* _THE INPUT_:
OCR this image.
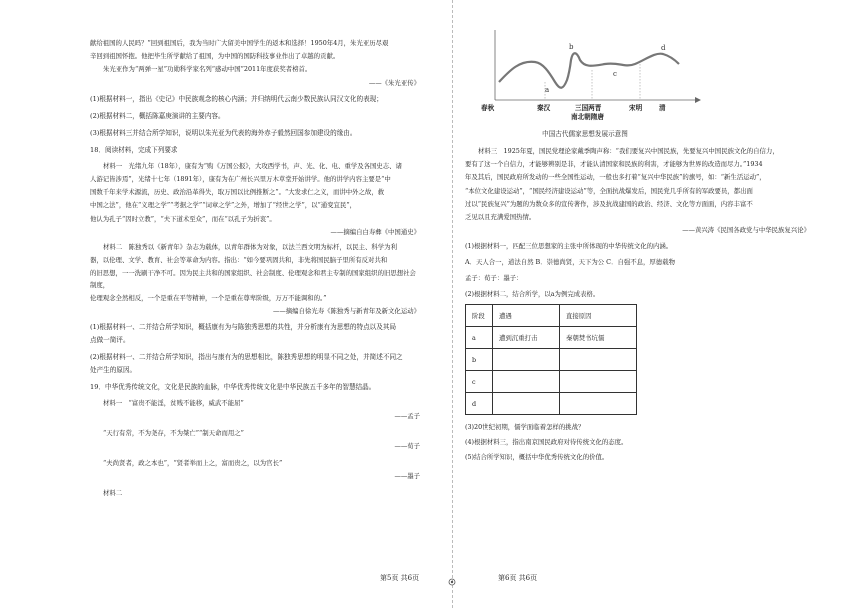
献给祖国的人民吗？”回到祖国后，我为当时广大留美中国学生的返本和选择！1950年4月，朱光亚历尽艰

辛回到祖国怀抱。他把毕生所学献给了祖国，为中国的国防科技事业作出了卓越的贡献。

朱光亚作为“两弹一星”功勋科学家名列“感动中国”2011年度获奖者榜首。

——《朱光亚传》

(1)根据材料一，指出《史记》中民族观念的核心内涵；并归纳明代云南少数民族认同汉文化的表现；

(2)根据材料二，概括陈嘉庚演讲的主要内容。

(3)根据材料三并结合所学知识，说明以朱光亚为代表的海外赤子毅然回国参加建设的缘由。

18．阅读材料，完成下列要求

材料一　光绪九年（18年），康有为“购《万国公报》，大攻西学书，声、光、化、电、重学及各国史志、诸

人游记皆涉焉”，光绪十七年（1891年），康有为在广州长兴里万木草堂开始讲学。他的讲学内容主要是“中

国数千年来学术源流，历史、政治沿革得失，取万国以比例推断之”。“大发求仁之义，而讲中外之故，救

中国之法”，他在“义理之学”“考据之学”“词章之学”之外，增加了“经世之学”，以“通变宜民”，

他认为孔子“因时立教”，“夫下道术至众”，而在“以孔子为折衷”。

——摘编自白寿彝《中国通史》

材料二　陈独秀以《新青年》杂志为载体，以青年群体为对象，以法兰西文明为标杆，以民主、科学为利

器，以伦理、文学、教育、社会等革命为内容。指出：“如今要巩固共和，非先将国民脑子里所有反对共和

的旧思想，一一洗刷干净不可。因为民主共和的国家组织、社会制度、伦理观念和君主专制的国家组织的旧思想社会制度，

伦理观念全然相反，一个是重在平等精神，一个是重在尊卑阶级，万万不能调和的。”

——摘编自徐光寿《陈独秀与新青年及新文化运动》

(1)根据材料一、二并结合所学知识，概括康有为与陈独秀思想的共性，并分析康有为思想的特点以及其局

点做一简评。

(2)根据材料一、二并结合所学知识，指出与康有为的思想相比，陈独秀思想的明显不同之处，并简述不同之

处产生的原因。

19．中华优秀传统文化，文化是民族的血脉，中华优秀传统文化是中华民族五千多年的智慧结晶。

材料一　“富贵不能淫，贫贱不能移，威武不能屈”

——孟子

“天行有常，不为尧存，不为桀亡”“制天命而用之”

——荀子

“夫尚贤者，政之本也”，“贤者举而上之，富而贵之，以为官长”

——墨子

材料二

第5页 共6页
a
b
c
d
春秋	秦汉	三国两晋
南北朝隋唐
宋明	清

中国古代儒家思想发展示意图

材料三　1925年夏，国民党理论家戴季陶声称：“我们要复兴中国民族，先要复兴中国民族文化的自信力，

要有了这一个自信力，才能够辨别是非，才能认清国家和民族的利害，才能够为世界的改造而尽力。”1934

年及其后，国民政府所发动的一些全国性运动，一般也多打着“复兴中华民族”的旗号，如：“新生活运动”，

“本位文化建设运动”，“国民经济建设运动”等，全面抗战爆发后，国民党几乎所有的军政要员，都出面

过以“民族复兴”为题的为数众多的宣传著作，涉及抗战建国的政治、经济、文化等方面面，内容丰富不

乏见以且充满爱国热情。

——黄兴涛《民国各政党与中华民族复兴论》

(1)根据材料一，匹配三位思想家的主张中所体现的中华传统文化的内涵。

A．天人合一，道法自然 B．崇德尚贤，天下为公 C．自强不息，厚德载物

孟子：荀子：墨子：

(2)根据材料二，结合所学，以a为例完成表格。

阶段	遭遇	直接原因
a	遭到沉重打击	秦朝焚书坑儒
b		
c		
d		

(3)20世纪初期，儒学面临着怎样的挑战？

(4)根据材料三，指出南京国民政府对待传统文化的态度。

(5)结合所学知识，概括中华优秀传统文化的价值。

第6页 共6页
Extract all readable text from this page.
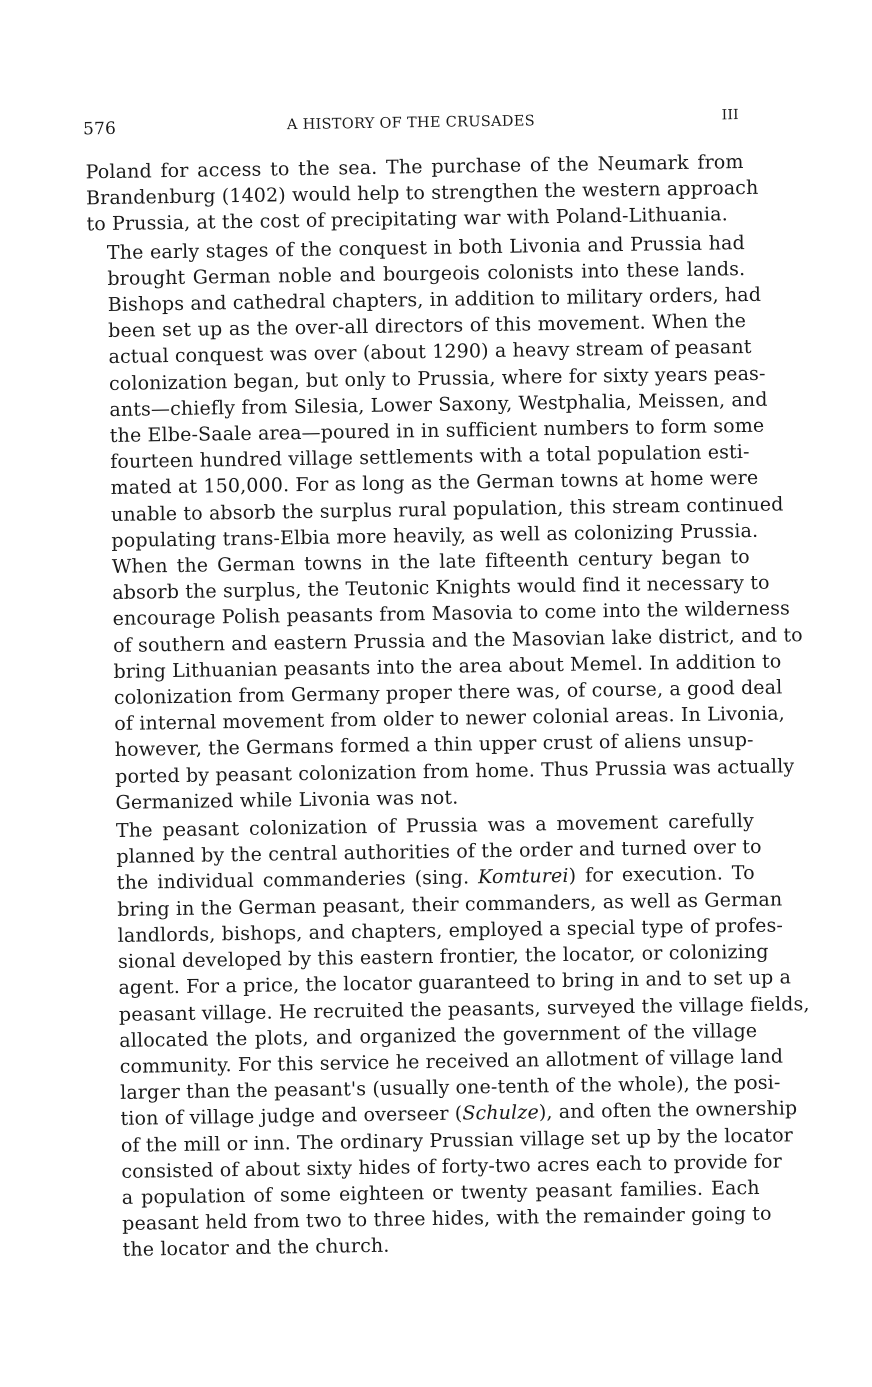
576	A HISTORY OF THE CRUSADES	III
Poland for access to the sea. The purchase of the Neumark from
Brandenburg (1402) would help to strengthen the western approach
to Prussia, at the cost of precipitating war with Poland-Lithuania.
The early stages of the conquest in both Livonia and Prussia had
brought German noble and bourgeois colonists into these lands.
Bishops and cathedral chapters, in addition to military orders, had
been set up as the over-all directors of this movement. When the
actual conquest was over (about 1290) a heavy stream of peasant
colonization began, but only to Prussia, where for sixty years peas-
ants—chiefly from Silesia, Lower Saxony, Westphalia, Meissen, and
the Elbe-Saale area—poured in in sufficient numbers to form some
fourteen hundred village settlements with a total population esti-
mated at 150,000. For as long as the German towns at home were
unable to absorb the surplus rural population, this stream continued
populating trans-Elbia more heavily, as well as colonizing Prussia.
When the German towns in the late fifteenth century began to
absorb the surplus, the Teutonic Knights would find it necessary to
encourage Polish peasants from Masovia to come into the wilderness
of southern and eastern Prussia and the Masovian lake district, and to
bring Lithuanian peasants into the area about Memel. In addition to
colonization from Germany proper there was, of course, a good deal
of internal movement from older to newer colonial areas. In Livonia,
however, the Germans formed a thin upper crust of aliens unsup-
ported by peasant colonization from home. Thus Prussia was actually
Germanized while Livonia was not.
The peasant colonization of Prussia was a movement carefully
planned by the central authorities of the order and turned over to
the individual commanderies (sing. Komturei) for execution. To
bring in the German peasant, their commanders, as well as German
landlords, bishops, and chapters, employed a special type of profes-
sional developed by this eastern frontier, the locator, or colonizing
agent. For a price, the locator guaranteed to bring in and to set up a
peasant village. He recruited the peasants, surveyed the village fields,
allocated the plots, and organized the government of the village
community. For this service he received an allotment of village land
larger than the peasant's (usually one-tenth of the whole), the posi-
tion of village judge and overseer (Schulze), and often the ownership
of the mill or inn. The ordinary Prussian village set up by the locator
consisted of about sixty hides of forty-two acres each to provide for
a population of some eighteen or twenty peasant families. Each
peasant held from two to three hides, with the remainder going to
the locator and the church.
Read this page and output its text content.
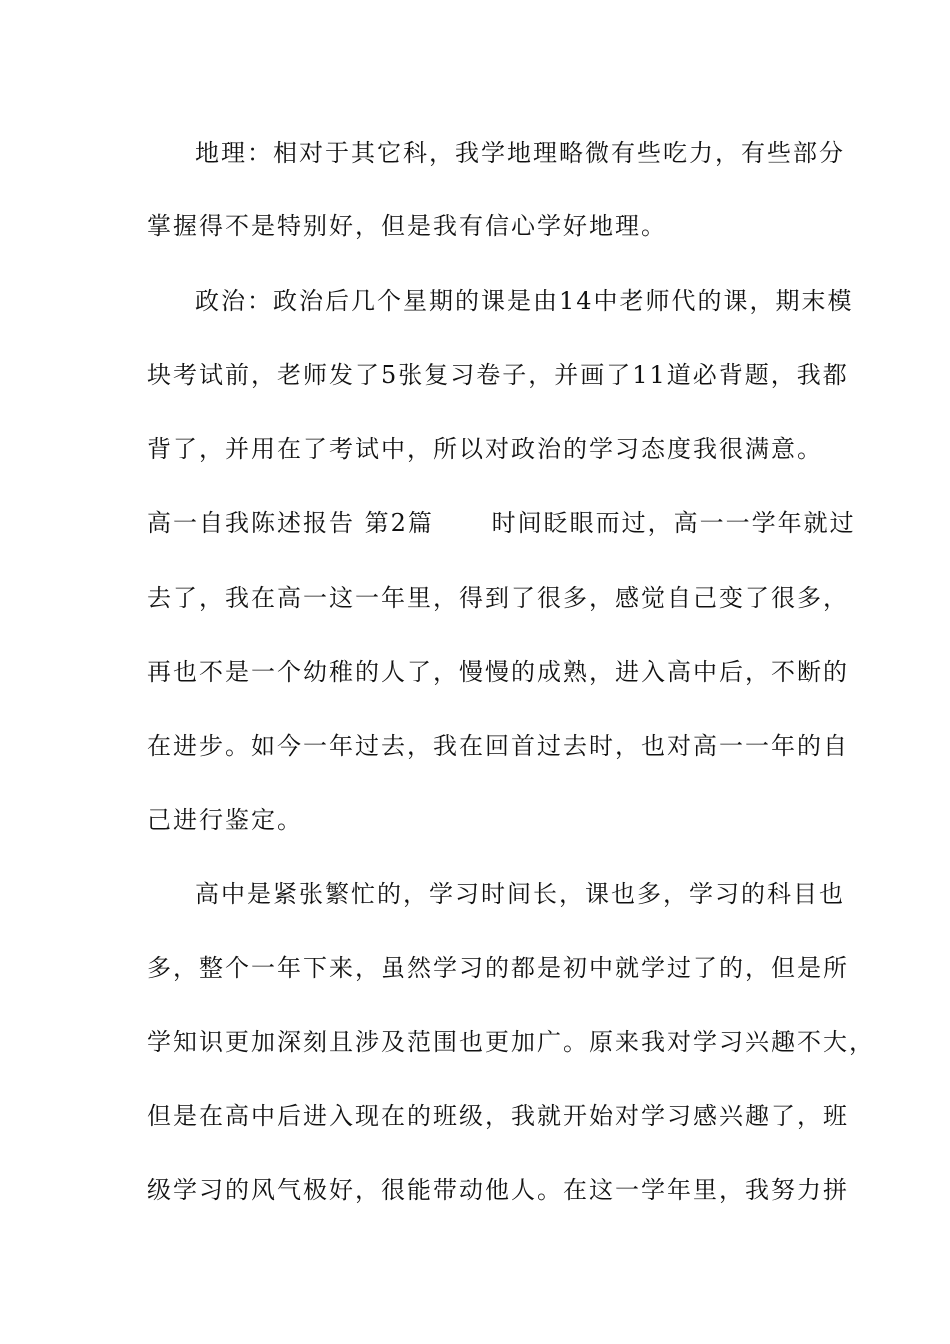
地理：相对于其它科，我学地理略微有些吃力，有些部分
掌握得不是特别好，但是我有信心学好地理。
政治：政治后几个星期的课是由14中老师代的课，期末模
块考试前，老师发了5张复习卷子，并画了11道必背题，我都
背了，并用在了考试中，所以对政治的学习态度我很满意。
高一自我陈述报告 第2篇      时间眨眼而过，高一一学年就过
去了，我在高一这一年里，得到了很多，感觉自己变了很多，
再也不是一个幼稚的人了，慢慢的成熟，进入高中后，不断的
在进步。如今一年过去，我在回首过去时，也对高一一年的自
己进行鉴定。
高中是紧张繁忙的，学习时间长，课也多，学习的科目也
多，整个一年下来，虽然学习的都是初中就学过了的，但是所
学知识更加深刻且涉及范围也更加广。原来我对学习兴趣不大，
但是在高中后进入现在的班级，我就开始对学习感兴趣了，班
级学习的风气极好，很能带动他人。在这一学年里，我努力拼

* _SHORT PROBLEM_: The records above are to be reproduced exactly; the pictures are to be left out.

* _EXERCISE ANSWER_:
OCR this image.
献给祖国的人民吗？”回到祖国后，我为当时广大留美中国学生的返本和选择！1950年4月，朱光亚历尽艰

辛回到祖国怀抱。他把毕生所学献给了祖国，为中国的国防科技事业作出了卓越的贡献。

朱光亚作为“两弹一星”功勋科学家名列“感动中国”2011年度获奖者榜首。

——《朱光亚传》

(1)根据材料一，指出《史记》中民族观念的核心内涵；并归纳明代云南少数民族认同汉文化的表现；

(2)根据材料二，概括陈嘉庚演讲的主要内容。

(3)根据材料三并结合所学知识，说明以朱光亚为代表的海外赤子毅然回国参加建设的缘由。

18．阅读材料，完成下列要求

材料一　光绪九年（18年），康有为“购《万国公报》，大攻西学书，声、光、化、电、重学及各国史志、诸

人游记皆涉焉”，光绪十七年（1891年），康有为在广州长兴里万木草堂开始讲学。他的讲学内容主要是“中

国数千年来学术源流，历史、政治沿革得失，取万国以比例推断之”。“大发求仁之义，而讲中外之故，救

中国之法”，他在“义理之学”“考据之学”“词章之学”之外，增加了“经世之学”，以“通变宜民”，

他认为孔子“因时立教”，“夫下道术至众”，而在“以孔子为折衷”。

——摘编自白寿彝《中国通史》

材料二　陈独秀以《新青年》杂志为载体，以青年群体为对象，以法兰西文明为标杆，以民主、科学为利

器，以伦理、文学、教育、社会等革命为内容。指出：“如今要巩固共和，非先将国民脑子里所有反对共和

的旧思想，一一洗刷干净不可。因为民主共和的国家组织、社会制度、伦理观念和君主专制的国家组织的旧思想社会制度，

伦理观念全然相反，一个是重在平等精神，一个是重在尊卑阶级，万万不能调和的。”

——摘编自徐光寿《陈独秀与新青年及新文化运动》

(1)根据材料一、二并结合所学知识，概括康有为与陈独秀思想的共性，并分析康有为思想的特点以及其局

点做一简评。

(2)根据材料一、二并结合所学知识，指出与康有为的思想相比，陈独秀思想的明显不同之处，并简述不同之

处产生的原因。

19．中华优秀传统文化，文化是民族的血脉，中华优秀传统文化是中华民族五千多年的智慧结晶。

材料一　“富贵不能淫，贫贱不能移，威武不能屈”

——孟子

“天行有常，不为尧存，不为桀亡”“制天命而用之”

——荀子

“夫尚贤者，政之本也”，“贤者举而上之，富而贵之，以为官长”

——墨子

材料二

第5页 共6页
a
b
c
d
春秋	秦汉	三国两晋
南北朝隋唐
宋明	清

中国古代儒家思想发展示意图

材料三　1925年夏，国民党理论家戴季陶声称：“我们要复兴中国民族，先要复兴中国民族文化的自信力，

要有了这一个自信力，才能够辨别是非，才能认清国家和民族的利害，才能够为世界的改造而尽力。”1934

年及其后，国民政府所发动的一些全国性运动，一般也多打着“复兴中华民族”的旗号，如：“新生活运动”，

“本位文化建设运动”，“国民经济建设运动”等，全面抗战爆发后，国民党几乎所有的军政要员，都出面

过以“民族复兴”为题的为数众多的宣传著作，涉及抗战建国的政治、经济、文化等方面面，内容丰富不

乏见以且充满爱国热情。

——黄兴涛《民国各政党与中华民族复兴论》

(1)根据材料一，匹配三位思想家的主张中所体现的中华传统文化的内涵。

A．天人合一，道法自然 B．崇德尚贤，天下为公 C．自强不息，厚德载物

孟子：荀子：墨子：

(2)根据材料二，结合所学，以a为例完成表格。

阶段	遭遇	直接原因
a	遭到沉重打击	秦朝焚书坑儒
b		
c		
d		

(3)20世纪初期，儒学面临着怎样的挑战？

(4)根据材料三，指出南京国民政府对待传统文化的态度。

(5)结合所学知识，概括中华优秀传统文化的价值。

第6页 共6页
Extract all readable text from this page.
576	A HISTORY OF THE CRUSADES	III
Poland for access to the sea. The purchase of the Neumark from
Brandenburg (1402) would help to strengthen the western approach
to Prussia, at the cost of precipitating war with Poland-Lithuania.
The early stages of the conquest in both Livonia and Prussia had
brought German noble and bourgeois colonists into these lands.
Bishops and cathedral chapters, in addition to military orders, had
been set up as the over-all directors of this movement. When the
actual conquest was over (about 1290) a heavy stream of peasant
colonization began, but only to Prussia, where for sixty years peas-
ants—chiefly from Silesia, Lower Saxony, Westphalia, Meissen, and
the Elbe-Saale area—poured in in sufficient numbers to form some
fourteen hundred village settlements with a total population esti-
mated at 150,000. For as long as the German towns at home were
unable to absorb the surplus rural population, this stream continued
populating trans-Elbia more heavily, as well as colonizing Prussia.
When the German towns in the late fifteenth century began to
absorb the surplus, the Teutonic Knights would find it necessary to
encourage Polish peasants from Masovia to come into the wilderness
of southern and eastern Prussia and the Masovian lake district, and to
bring Lithuanian peasants into the area about Memel. In addition to
colonization from Germany proper there was, of course, a good deal
of internal movement from older to newer colonial areas. In Livonia,
however, the Germans formed a thin upper crust of aliens unsup-
ported by peasant colonization from home. Thus Prussia was actually
Germanized while Livonia was not.
The peasant colonization of Prussia was a movement carefully
planned by the central authorities of the order and turned over to
the individual commanderies (sing. Komturei) for execution. To
bring in the German peasant, their commanders, as well as German
landlords, bishops, and chapters, employed a special type of profes-
sional developed by this eastern frontier, the locator, or colonizing
agent. For a price, the locator guaranteed to bring in and to set up a
peasant village. He recruited the peasants, surveyed the village fields,
allocated the plots, and organized the government of the village
community. For this service he received an allotment of village land
larger than the peasant's (usually one-tenth of the whole), the posi-
tion of village judge and overseer (Schulze), and often the ownership
of the mill or inn. The ordinary Prussian village set up by the locator
consisted of about sixty hides of forty-two acres each to provide for
a population of some eighteen or twenty peasant families. Each
peasant held from two to three hides, with the remainder going to
the locator and the church.
Read this page and output its text content.
地理：相对于其它科，我学地理略微有些吃力，有些部分
掌握得不是特别好，但是我有信心学好地理。
政治：政治后几个星期的课是由14中老师代的课，期末模
块考试前，老师发了5张复习卷子，并画了11道必背题，我都
背了，并用在了考试中，所以对政治的学习态度我很满意。
高一自我陈述报告 第2篇      时间眨眼而过，高一一学年就过
去了，我在高一这一年里，得到了很多，感觉自己变了很多，
再也不是一个幼稚的人了，慢慢的成熟，进入高中后，不断的
在进步。如今一年过去，我在回首过去时，也对高一一年的自
己进行鉴定。
高中是紧张繁忙的，学习时间长，课也多，学习的科目也
多，整个一年下来，虽然学习的都是初中就学过了的，但是所
学知识更加深刻且涉及范围也更加广。原来我对学习兴趣不大，
但是在高中后进入现在的班级，我就开始对学习感兴趣了，班
级学习的风气极好，很能带动他人。在这一学年里，我努力拼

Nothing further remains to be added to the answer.